_WHAT IS EXPECTED_.
Each entry below should be reproduced character for character.
########
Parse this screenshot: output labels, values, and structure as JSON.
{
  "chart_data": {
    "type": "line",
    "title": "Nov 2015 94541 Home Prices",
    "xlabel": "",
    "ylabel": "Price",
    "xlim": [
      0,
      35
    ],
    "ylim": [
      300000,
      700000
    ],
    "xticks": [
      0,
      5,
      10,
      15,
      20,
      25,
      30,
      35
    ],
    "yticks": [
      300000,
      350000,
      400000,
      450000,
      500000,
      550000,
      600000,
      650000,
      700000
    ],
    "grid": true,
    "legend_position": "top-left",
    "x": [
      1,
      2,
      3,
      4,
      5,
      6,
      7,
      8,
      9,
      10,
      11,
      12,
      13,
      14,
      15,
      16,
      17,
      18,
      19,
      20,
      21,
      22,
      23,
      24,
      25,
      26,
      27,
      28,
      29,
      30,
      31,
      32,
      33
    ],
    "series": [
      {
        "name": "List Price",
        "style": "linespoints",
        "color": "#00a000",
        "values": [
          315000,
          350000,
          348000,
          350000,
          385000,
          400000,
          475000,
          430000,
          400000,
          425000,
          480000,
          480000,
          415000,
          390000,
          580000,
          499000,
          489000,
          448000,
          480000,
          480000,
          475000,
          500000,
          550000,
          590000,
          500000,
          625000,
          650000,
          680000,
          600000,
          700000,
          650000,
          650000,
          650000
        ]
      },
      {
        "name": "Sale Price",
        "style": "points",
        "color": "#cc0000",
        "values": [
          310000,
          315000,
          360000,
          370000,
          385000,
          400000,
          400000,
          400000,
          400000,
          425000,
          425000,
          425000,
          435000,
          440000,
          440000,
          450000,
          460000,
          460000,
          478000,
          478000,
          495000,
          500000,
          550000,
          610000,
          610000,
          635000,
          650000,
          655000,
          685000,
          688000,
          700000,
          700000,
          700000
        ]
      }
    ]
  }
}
########
_EXERCISE OUTPUT_.
Parse this screenshot: output labels, values, and structure as JSON.
{
  "chart_data": {
    "type": "line",
    "title": "Nov 2015 94541 Home Prices",
    "xlabel": "",
    "ylabel": "Price",
    "xlim": [
      0,
      35
    ],
    "ylim": [
      300000,
      700000
    ],
    "xticks": [
      0,
      5,
      10,
      15,
      20,
      25,
      30,
      35
    ],
    "yticks": [
      300000,
      350000,
      400000,
      450000,
      500000,
      550000,
      600000,
      650000,
      700000
    ],
    "grid": true,
    "legend_position": "top-left",
    "x": [
      1,
      2,
      3,
      4,
      5,
      6,
      7,
      8,
      9,
      10,
      11,
      12,
      13,
      14,
      15,
      16,
      17,
      18,
      19,
      20,
      21,
      22,
      23,
      24,
      25,
      26,
      27,
      28,
      29,
      30,
      31,
      32,
      33
    ],
    "series": [
      {
        "name": "List Price",
        "style": "linespoints",
        "color": "#00a000",
        "values": [
          315000,
          350000,
          348000,
          350000,
          385000,
          400000,
          475000,
          430000,
          400000,
          425000,
          480000,
          480000,
          415000,
          390000,
          580000,
          499000,
          489000,
          448000,
          480000,
          480000,
          475000,
          500000,
          550000,
          590000,
          500000,
          625000,
          650000,
          680000,
          600000,
          700000,
          650000,
          650000,
          650000
        ]
      },
      {
        "name": "Sale Price",
        "style": "points",
        "color": "#cc0000",
        "values": [
          310000,
          315000,
          360000,
          370000,
          385000,
          400000,
          400000,
          400000,
          400000,
          425000,
          425000,
          425000,
          435000,
          440000,
          440000,
          450000,
          460000,
          460000,
          478000,
          478000,
          495000,
          500000,
          550000,
          610000,
          610000,
          635000,
          650000,
          655000,
          685000,
          688000,
          700000,
          700000,
          700000
        ]
      }
    ]
  }
}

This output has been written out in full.